▸ Work instructions
From the data that follows, copy every line holding the string "text".

— start Material provided —

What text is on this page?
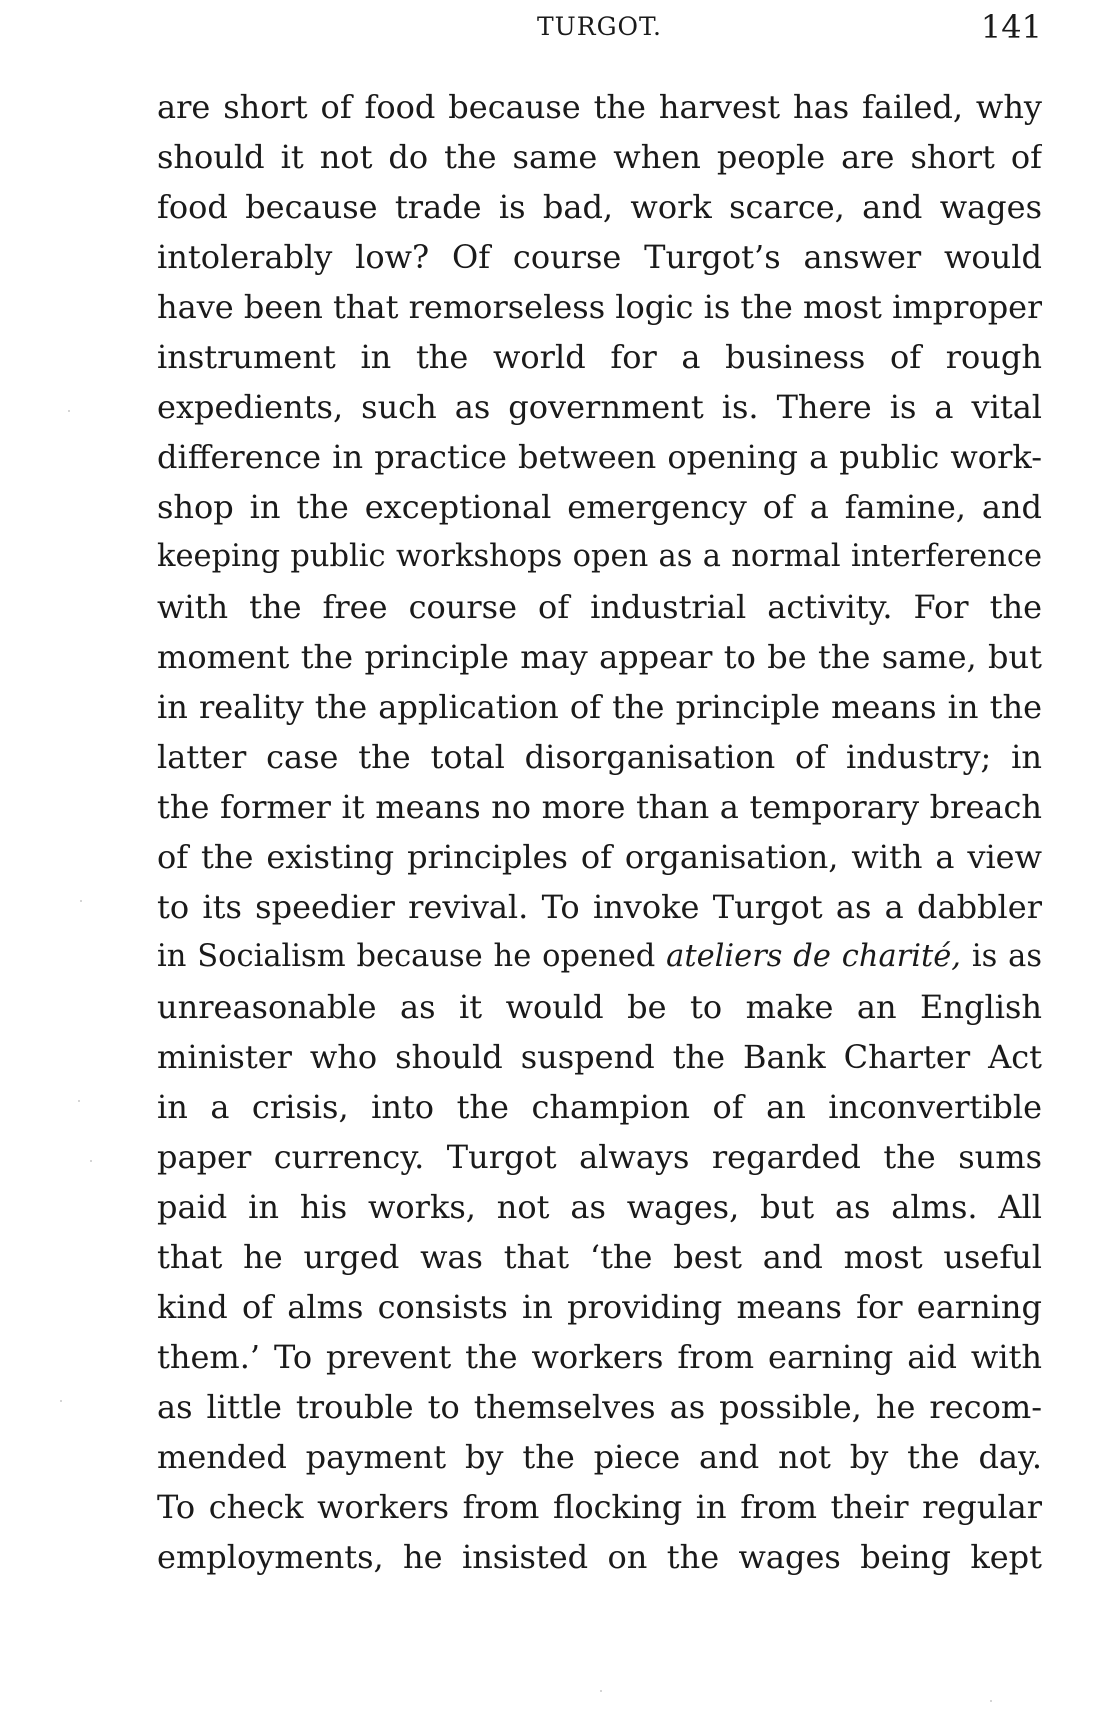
TURGOT.	141
are short of food because the harvest has failed, why
should it not do the same when people are short of
food because trade is bad, work scarce, and wages
intolerably low? Of course Turgot’s answer would
have been that remorseless logic is the most improper
instrument in the world for a business of rough
expedients, such as government is. There is a vital
difference in practice between opening a public work-
shop in the exceptional emergency of a famine, and
keeping public workshops open as a normal interference
with the free course of industrial activity. For the
moment the principle may appear to be the same, but
in reality the application of the principle means in the
latter case the total disorganisation of industry; in
the former it means no more than a temporary breach
of the existing principles of organisation, with a view
to its speedier revival. To invoke Turgot as a dabbler
in Socialism because he opened ateliers de charité, is as
unreasonable as it would be to make an English
minister who should suspend the Bank Charter Act
in a crisis, into the champion of an inconvertible
paper currency. Turgot always regarded the sums
paid in his works, not as wages, but as alms. All
that he urged was that ‘the best and most useful
kind of alms consists in providing means for earning
them.’ To prevent the workers from earning aid with
as little trouble to themselves as possible, he recom-
mended payment by the piece and not by the day.
To check workers from flocking in from their regular
employments, he insisted on the wages being kept
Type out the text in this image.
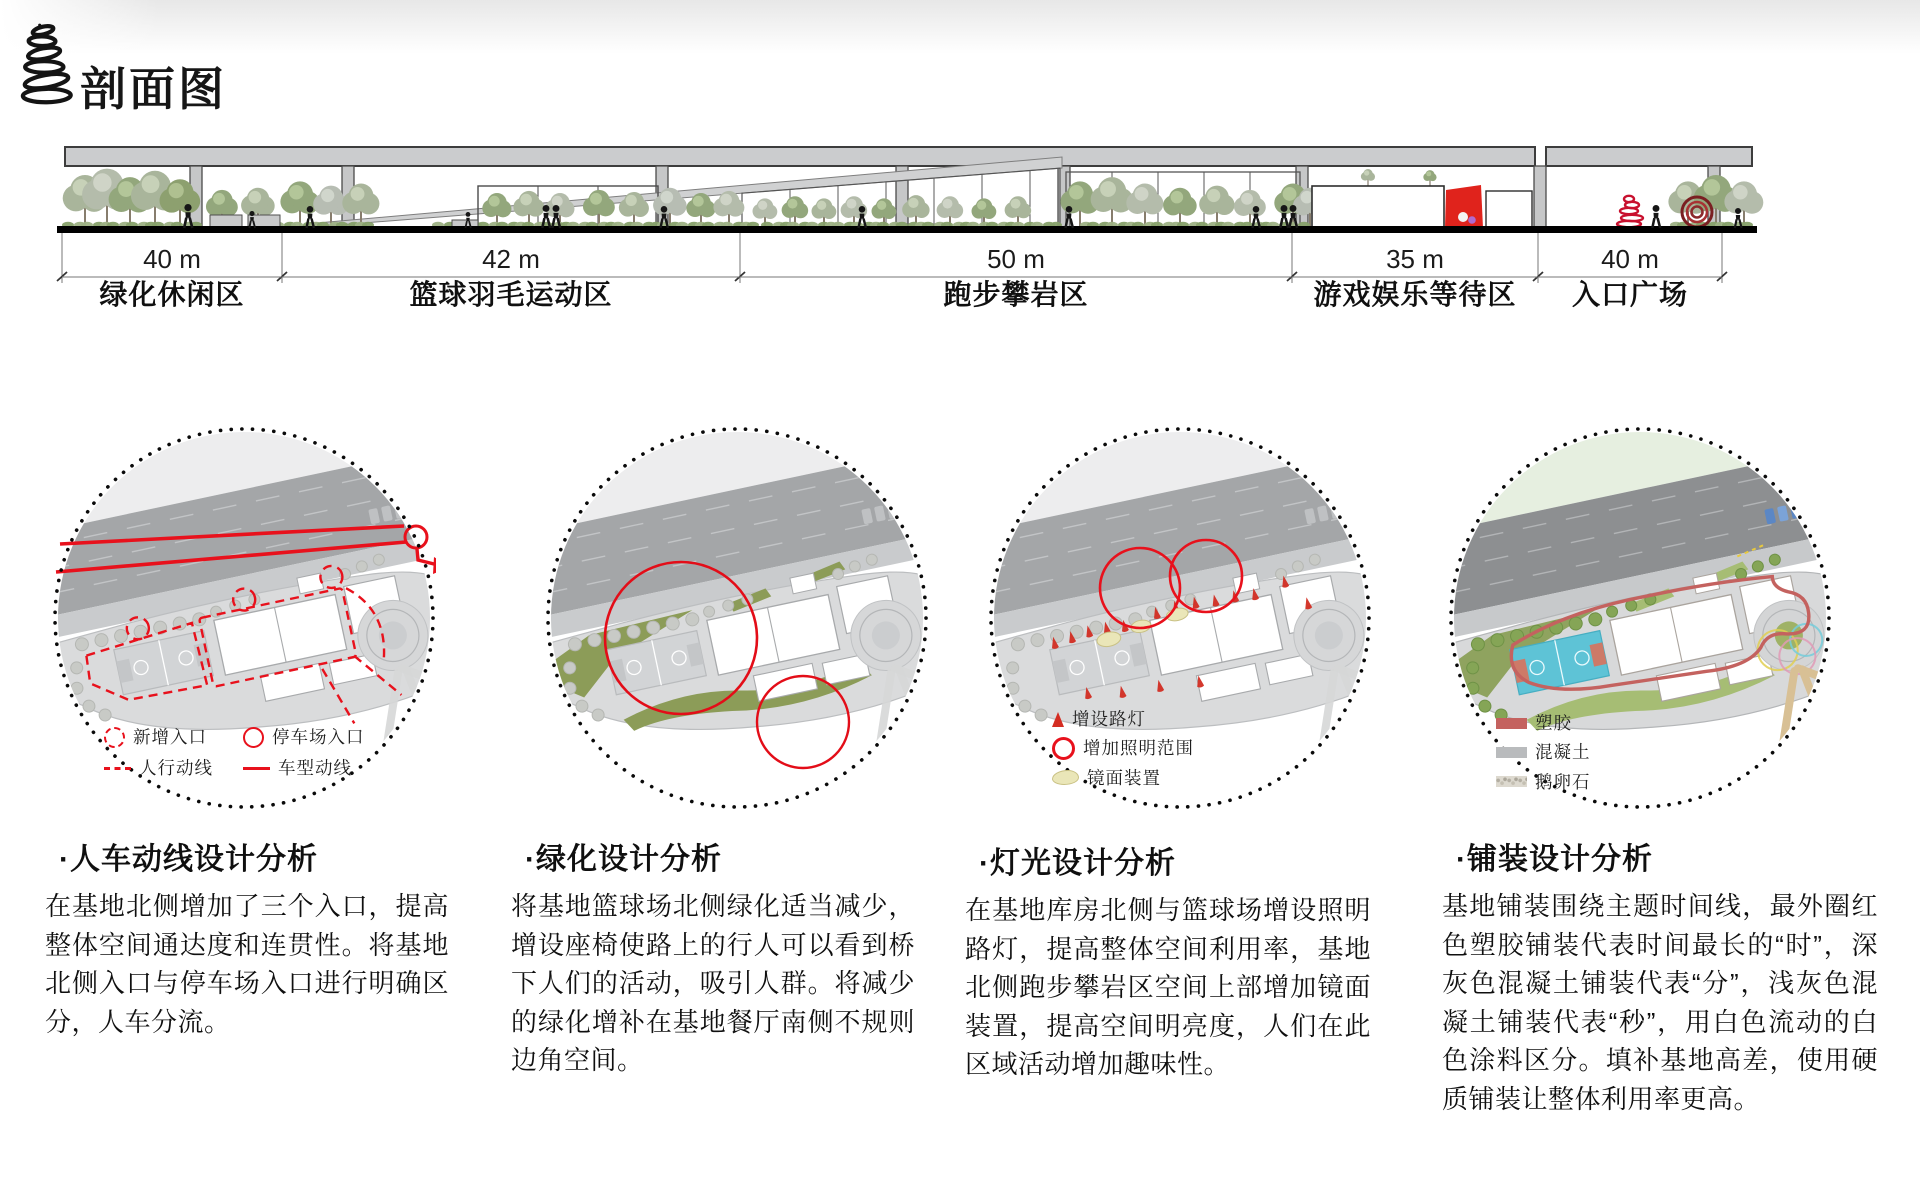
剖面图
40 m
绿化休闲区
42 m
篮球羽毛运动区
50 m
跑步攀岩区
35 m
游戏娱乐等待区
40 m
入口广场
新增入口	停车场入口
人行动线	车型动线
增设路灯
增加照明范围
镜面装置
塑胶
混凝土
鹅卵石
·人车动线设计分析

在基地北侧增加了三个入口，提高整体空间通达度和连贯性。将基地北侧入口与停车场入口进行明确区分，人车分流。

·绿化设计分析

将基地篮球场北侧绿化适当减少，增设座椅使路上的行人可以看到桥下人们的活动，吸引人群。将减少的绿化增补在基地餐厅南侧不规则边角空间。

·灯光设计分析

在基地库房北侧与篮球场增设照明路灯，提高整体空间利用率，基地北侧跑步攀岩区空间上部增加镜面装置，提高空间明亮度，人们在此区域活动增加趣味性。

·铺装设计分析

基地铺装围绕主题时间线，最外圈红色塑胶铺装代表时间最长的“时”，深灰色混凝土铺装代表“分”，浅灰色混凝土铺装代表“秒”，用白色流动的白色涂料区分。填补基地高差，使用硬质铺装让整体利用率更高。
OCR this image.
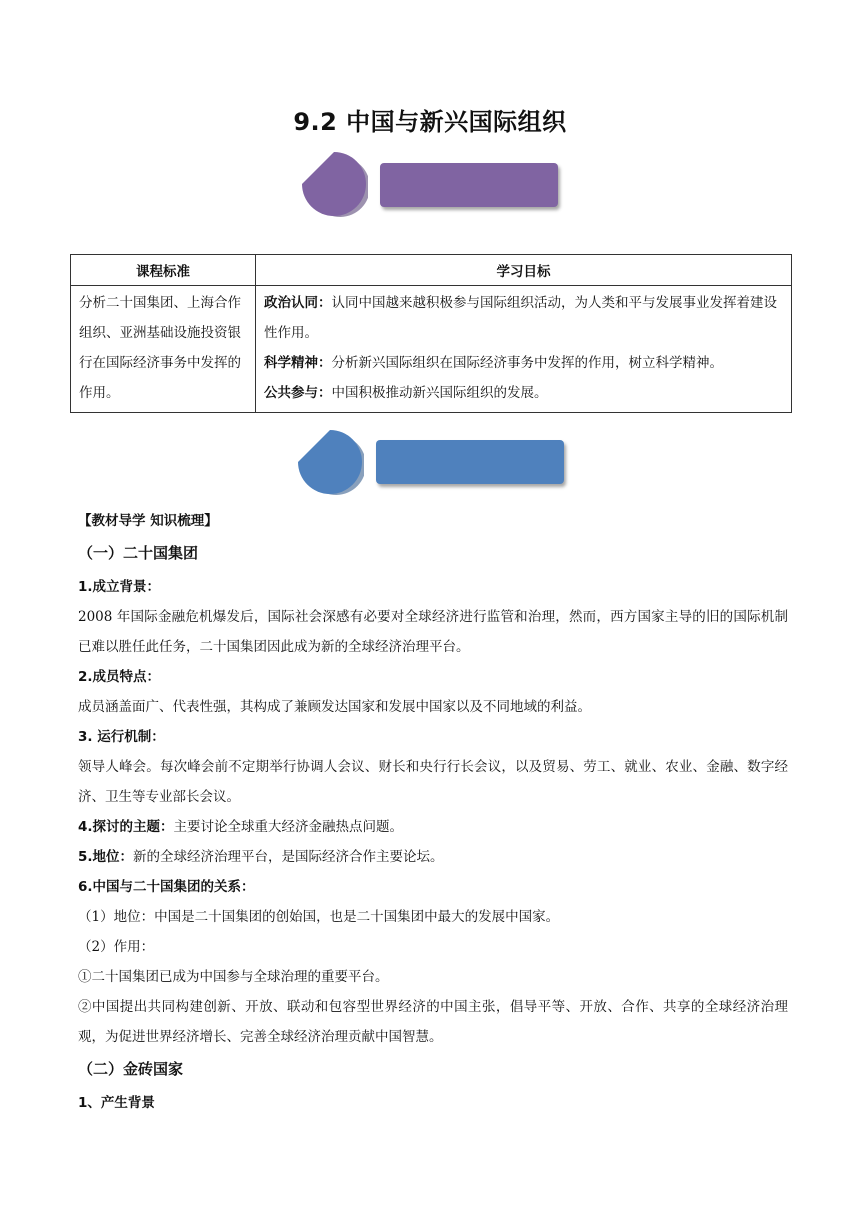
9.2 中国与新兴国际组织
课程标准	学习目标
分析二十国集团、上海合作组织、亚洲基础设施投资银行在国际经济事务中发挥的作用。	政治认同：认同中国越来越积极参与国际组织活动，为人类和平与发展事业发挥着建设性作用。
科学精神：分析新兴国际组织在国际经济事务中发挥的作用，树立科学精神。
公共参与：中国积极推动新兴国际组织的发展。

【教材导学 知识梳理】

（一）二十国集团

1.成立背景：

2008 年国际金融危机爆发后，国际社会深感有必要对全球经济进行监管和治理，然而，西方国家主导的旧的国际机制已难以胜任此任务，二十国集团因此成为新的全球经济治理平台。

2.成员特点：

成员涵盖面广、代表性强，其构成了兼顾发达国家和发展中国家以及不同地域的利益。

3. 运行机制：

领导人峰会。每次峰会前不定期举行协调人会议、财长和央行行长会议，以及贸易、劳工、就业、农业、金融、数字经济、卫生等专业部长会议。

4.探讨的主题：主要讨论全球重大经济金融热点问题。

5.地位：新的全球经济治理平台，是国际经济合作主要论坛。

6.中国与二十国集团的关系：

（1）地位：中国是二十国集团的创始国，也是二十国集团中最大的发展中国家。

（2）作用：

①二十国集团已成为中国参与全球治理的重要平台。

②中国提出共同构建创新、开放、联动和包容型世界经济的中国主张，倡导平等、开放、合作、共享的全球经济治理观，为促进世界经济增长、完善全球经济治理贡献中国智慧。

（二）金砖国家

1、产生背景
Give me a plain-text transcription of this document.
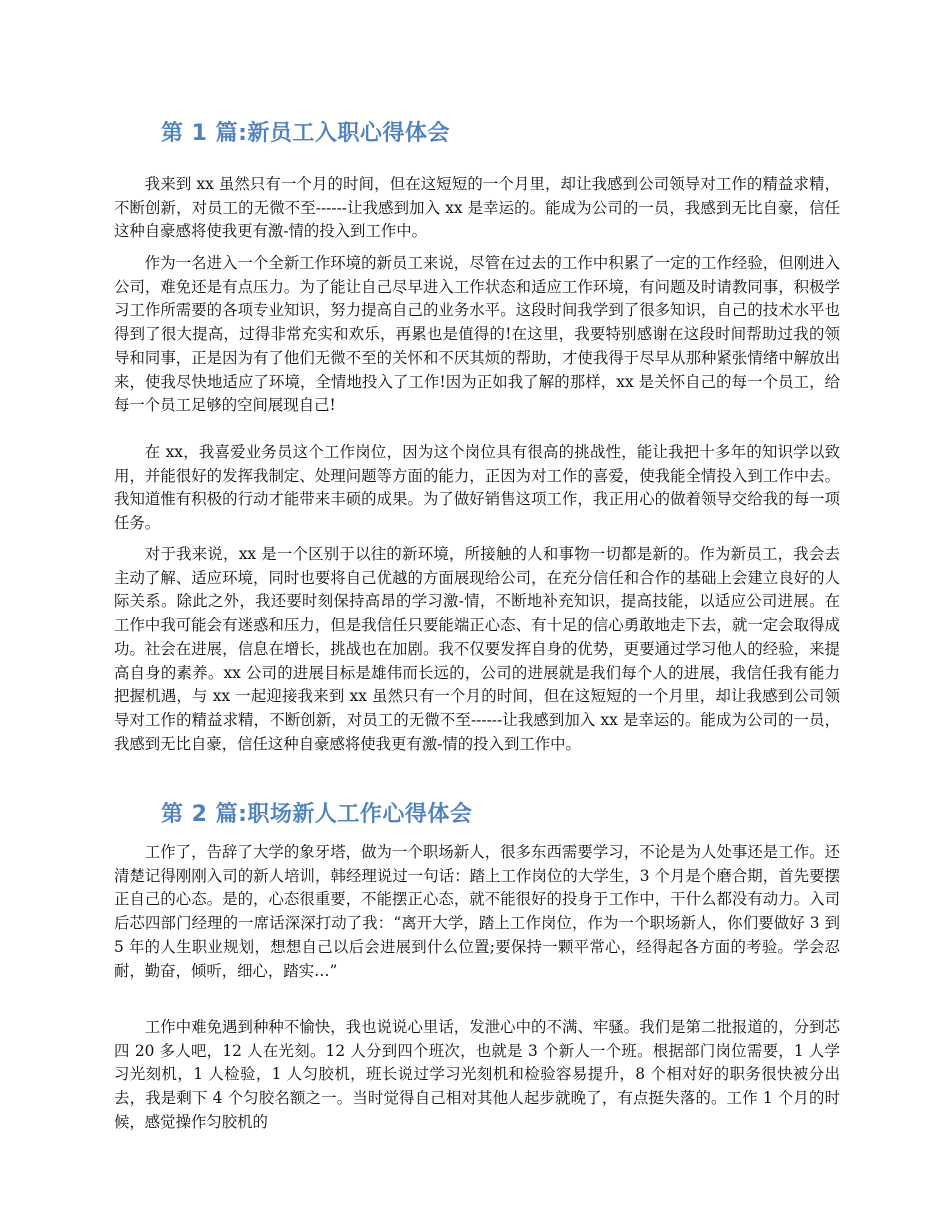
第 1 篇:新员工入职心得体会

我来到 xx 虽然只有一个月的时间，但在这短短的一个月里，却让我感到公司领导对工作的精益求精，不断创新，对员工的无微不至------让我感到加入 xx 是幸运的。能成为公司的一员，我感到无比自豪，信任这种自豪感将使我更有激-情的投入到工作中。

作为一名进入一个全新工作环境的新员工来说，尽管在过去的工作中积累了一定的工作经验，但刚进入公司，难免还是有点压力。为了能让自己尽早进入工作状态和适应工作环境，有问题及时请教同事，积极学习工作所需要的各项专业知识，努力提高自己的业务水平。这段时间我学到了很多知识，自己的技术水平也得到了很大提高，过得非常充实和欢乐，再累也是值得的!在这里，我要特别感谢在这段时间帮助过我的领导和同事，正是因为有了他们无微不至的关怀和不厌其烦的帮助，才使我得于尽早从那种紧张情绪中解放出来，使我尽快地适应了环境，全情地投入了工作!因为正如我了解的那样，xx 是关怀自己的每一个员工，给每一个员工足够的空间展现自己!

在 xx，我喜爱业务员这个工作岗位，因为这个岗位具有很高的挑战性，能让我把十多年的知识学以致用，并能很好的发挥我制定、处理问题等方面的能力，正因为对工作的喜爱，使我能全情投入到工作中去。我知道惟有积极的行动才能带来丰硕的成果。为了做好销售这项工作，我正用心的做着领导交给我的每一项任务。

对于我来说，xx 是一个区别于以往的新环境，所接触的人和事物一切都是新的。作为新员工，我会去主动了解、适应环境，同时也要将自己优越的方面展现给公司，在充分信任和合作的基础上会建立良好的人际关系。除此之外，我还要时刻保持高昂的学习激-情，不断地补充知识，提高技能，以适应公司进展。在工作中我可能会有迷惑和压力，但是我信任只要能端正心态、有十足的信心勇敢地走下去，就一定会取得成功。社会在进展，信息在增长，挑战也在加剧。我不仅要发挥自身的优势，更要通过学习他人的经验，来提高自身的素养。xx 公司的进展目标是雄伟而长远的，公司的进展就是我们每个人的进展，我信任我有能力把握机遇，与 xx 一起迎接我来到 xx 虽然只有一个月的时间，但在这短短的一个月里，却让我感到公司领导对工作的精益求精，不断创新，对员工的无微不至------让我感到加入 xx 是幸运的。能成为公司的一员，我感到无比自豪，信任这种自豪感将使我更有激-情的投入到工作中。

第 2 篇:职场新人工作心得体会

工作了，告辞了大学的象牙塔，做为一个职场新人，很多东西需要学习，不论是为人处事还是工作。还清楚记得刚刚入司的新人培训，韩经理说过一句话：踏上工作岗位的大学生，3 个月是个磨合期，首先要摆正自己的心态。是的，心态很重要，不能摆正心态，就不能很好的投身于工作中，干什么都没有动力。入司后芯四部门经理的一席话深深打动了我：“离开大学，踏上工作岗位，作为一个职场新人，你们要做好 3 到 5 年的人生职业规划，想想自己以后会进展到什么位置;要保持一颗平常心，经得起各方面的考验。学会忍耐，勤奋，倾听，细心，踏实…”

工作中难免遇到种种不愉快，我也说说心里话，发泄心中的不满、牢骚。我们是第二批报道的，分到芯四 20 多人吧，12 人在光刻。12 人分到四个班次，也就是 3 个新人一个班。根据部门岗位需要，1 人学习光刻机，1 人检验，1 人匀胶机，班长说过学习光刻机和检验容易提升，8 个相对好的职务很快被分出去，我是剩下 4 个匀胶名额之一。当时觉得自己相对其他人起步就晚了，有点挺失落的。工作 1 个月的时候，感觉操作匀胶机的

— end Material provided —

▸ In response
What text is on this page?
Type out the text in this image.
Give me a plain-text transcription of this document.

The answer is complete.